§ **Your objective**
Produce one exact copy of the records, no pictures.

§ **Records supplied**

--- START ---

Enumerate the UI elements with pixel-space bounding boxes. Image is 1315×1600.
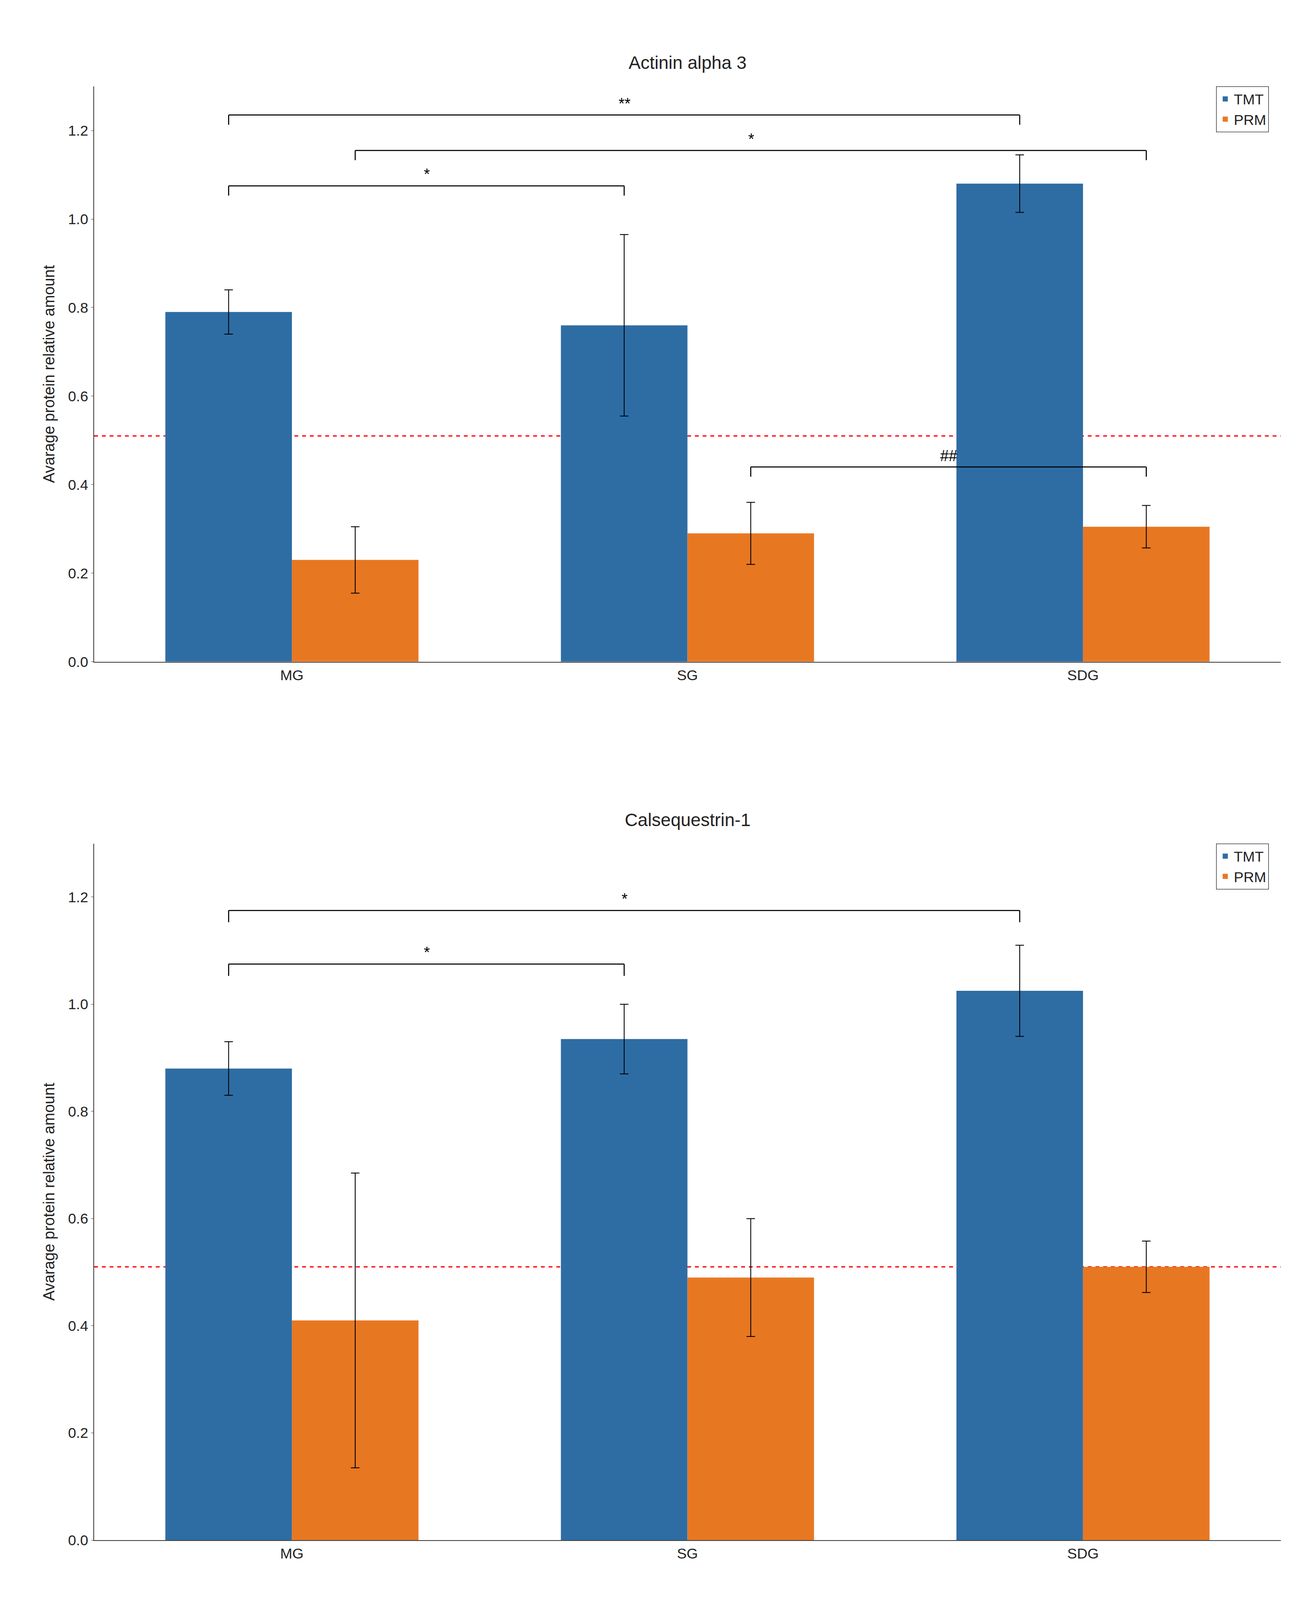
svg-text:**: **	[617, 94, 631, 113]
svg-text:SG: SG	[676, 667, 698, 684]
svg-text:*: *	[620, 890, 628, 909]
svg-text:0.8: 0.8	[68, 299, 89, 316]
svg-text:PRM: PRM	[1233, 869, 1267, 886]
svg-text:TMT: TMT	[1233, 848, 1264, 865]
svg-text:0.0: 0.0	[68, 653, 89, 671]
svg-text:0.2: 0.2	[68, 1424, 89, 1442]
svg-text:TMT: TMT	[1233, 91, 1264, 108]
svg-text:1.0: 1.0	[68, 996, 89, 1013]
svg-text:##: ##	[940, 447, 958, 465]
svg-text:1.2: 1.2	[68, 889, 89, 906]
svg-text:1.0: 1.0	[68, 210, 89, 228]
svg-text:*: *	[747, 130, 754, 149]
svg-text:Actinin alpha 3: Actinin alpha 3	[628, 52, 747, 73]
svg-text:SDG: SDG	[1067, 667, 1099, 684]
svg-text:0.2: 0.2	[68, 565, 89, 582]
svg-text:0.4: 0.4	[68, 1317, 89, 1335]
svg-text:0.4: 0.4	[68, 476, 89, 493]
svg-text:0.6: 0.6	[68, 388, 89, 405]
svg-text:Avarage protein relative amoun: Avarage protein relative amount	[40, 264, 58, 484]
svg-text:SDG: SDG	[1067, 1545, 1099, 1562]
svg-text:0.0: 0.0	[68, 1532, 89, 1549]
svg-text:MG: MG	[280, 667, 304, 684]
svg-text:0.8: 0.8	[68, 1103, 89, 1120]
svg-text:1.2: 1.2	[68, 122, 89, 139]
svg-text:*: *	[423, 943, 430, 962]
svg-text:Avarage protein relative amoun: Avarage protein relative amount	[40, 1083, 58, 1302]
svg-text:PRM: PRM	[1233, 111, 1267, 128]
svg-text:*: *	[423, 165, 430, 184]
svg-text:0.6: 0.6	[68, 1210, 89, 1227]
svg-text:Calsequestrin-1: Calsequestrin-1	[624, 810, 751, 831]
svg-text:SG: SG	[676, 1545, 698, 1562]
svg-text:MG: MG	[280, 1545, 304, 1562]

--- END ---

§ **Written reply**
Enumerate the UI elements with pixel-space bounding boxes. Image is 1315×1600.
svg-text:**: **	[617, 94, 631, 113]
svg-text:SG: SG	[676, 667, 698, 684]
svg-text:*: *	[620, 890, 628, 909]
svg-text:0.8: 0.8	[68, 299, 89, 316]
svg-text:PRM: PRM	[1233, 869, 1267, 886]
svg-text:TMT: TMT	[1233, 848, 1264, 865]
svg-text:0.0: 0.0	[68, 653, 89, 671]
svg-text:0.2: 0.2	[68, 1424, 89, 1442]
svg-text:TMT: TMT	[1233, 91, 1264, 108]
svg-text:1.0: 1.0	[68, 996, 89, 1013]
svg-text:##: ##	[940, 447, 958, 465]
svg-text:1.2: 1.2	[68, 889, 89, 906]
svg-text:1.0: 1.0	[68, 210, 89, 228]
svg-text:*: *	[747, 130, 754, 149]
svg-text:Actinin alpha 3: Actinin alpha 3	[628, 52, 747, 73]
svg-text:SDG: SDG	[1067, 667, 1099, 684]
svg-text:0.2: 0.2	[68, 565, 89, 582]
svg-text:0.4: 0.4	[68, 1317, 89, 1335]
svg-text:0.4: 0.4	[68, 476, 89, 493]
svg-text:0.6: 0.6	[68, 388, 89, 405]
svg-text:Avarage protein relative amoun: Avarage protein relative amount	[40, 264, 58, 484]
svg-text:SDG: SDG	[1067, 1545, 1099, 1562]
svg-text:0.0: 0.0	[68, 1532, 89, 1549]
svg-text:MG: MG	[280, 667, 304, 684]
svg-text:0.8: 0.8	[68, 1103, 89, 1120]
svg-text:1.2: 1.2	[68, 122, 89, 139]
svg-text:*: *	[423, 943, 430, 962]
svg-text:Avarage protein relative amoun: Avarage protein relative amount	[40, 1083, 58, 1302]
svg-text:PRM: PRM	[1233, 111, 1267, 128]
svg-text:*: *	[423, 165, 430, 184]
svg-text:0.6: 0.6	[68, 1210, 89, 1227]
svg-text:Calsequestrin-1: Calsequestrin-1	[624, 810, 751, 831]
svg-text:SG: SG	[676, 1545, 698, 1562]
svg-text:MG: MG	[280, 1545, 304, 1562]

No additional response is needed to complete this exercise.